> **Exercise material**

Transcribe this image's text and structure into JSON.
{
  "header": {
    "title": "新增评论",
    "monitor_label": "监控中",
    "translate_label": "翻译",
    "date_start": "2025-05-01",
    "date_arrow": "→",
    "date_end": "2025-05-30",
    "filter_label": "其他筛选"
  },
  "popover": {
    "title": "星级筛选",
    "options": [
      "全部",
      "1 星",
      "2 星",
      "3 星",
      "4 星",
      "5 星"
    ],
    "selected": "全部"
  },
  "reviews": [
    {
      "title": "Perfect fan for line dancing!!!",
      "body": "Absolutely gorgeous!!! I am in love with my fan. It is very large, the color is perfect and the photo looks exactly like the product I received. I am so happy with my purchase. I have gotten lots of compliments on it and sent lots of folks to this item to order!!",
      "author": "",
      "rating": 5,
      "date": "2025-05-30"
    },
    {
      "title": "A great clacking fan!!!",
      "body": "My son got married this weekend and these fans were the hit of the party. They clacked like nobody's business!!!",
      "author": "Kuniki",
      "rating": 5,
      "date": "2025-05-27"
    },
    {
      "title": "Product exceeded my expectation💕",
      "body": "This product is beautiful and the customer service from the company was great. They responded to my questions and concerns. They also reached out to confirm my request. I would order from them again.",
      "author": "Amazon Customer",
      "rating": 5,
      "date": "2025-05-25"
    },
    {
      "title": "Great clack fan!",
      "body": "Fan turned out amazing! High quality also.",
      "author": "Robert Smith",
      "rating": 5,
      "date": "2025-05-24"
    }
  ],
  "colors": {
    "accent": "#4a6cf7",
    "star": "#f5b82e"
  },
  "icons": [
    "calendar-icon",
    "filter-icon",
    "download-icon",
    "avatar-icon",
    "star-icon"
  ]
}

> **Exercise requirements**
Make a verbatim copy of every entry shown above.

> **Solution below**
Transcribe this image's text and structure into JSON.
{
  "header": {
    "title": "新增评论",
    "monitor_label": "监控中",
    "translate_label": "翻译",
    "date_start": "2025-05-01",
    "date_arrow": "→",
    "date_end": "2025-05-30",
    "filter_label": "其他筛选"
  },
  "popover": {
    "title": "星级筛选",
    "options": [
      "全部",
      "1 星",
      "2 星",
      "3 星",
      "4 星",
      "5 星"
    ],
    "selected": "全部"
  },
  "reviews": [
    {
      "title": "Perfect fan for line dancing!!!",
      "body": "Absolutely gorgeous!!! I am in love with my fan. It is very large, the color is perfect and the photo looks exactly like the product I received. I am so happy with my purchase. I have gotten lots of compliments on it and sent lots of folks to this item to order!!",
      "author": "",
      "rating": 5,
      "date": "2025-05-30"
    },
    {
      "title": "A great clacking fan!!!",
      "body": "My son got married this weekend and these fans were the hit of the party. They clacked like nobody's business!!!",
      "author": "Kuniki",
      "rating": 5,
      "date": "2025-05-27"
    },
    {
      "title": "Product exceeded my expectation💕",
      "body": "This product is beautiful and the customer service from the company was great. They responded to my questions and concerns. They also reached out to confirm my request. I would order from them again.",
      "author": "Amazon Customer",
      "rating": 5,
      "date": "2025-05-25"
    },
    {
      "title": "Great clack fan!",
      "body": "Fan turned out amazing! High quality also.",
      "author": "Robert Smith",
      "rating": 5,
      "date": "2025-05-24"
    }
  ],
  "colors": {
    "accent": "#4a6cf7",
    "star": "#f5b82e"
  },
  "icons": [
    "calendar-icon",
    "filter-icon",
    "download-icon",
    "avatar-icon",
    "star-icon"
  ]
}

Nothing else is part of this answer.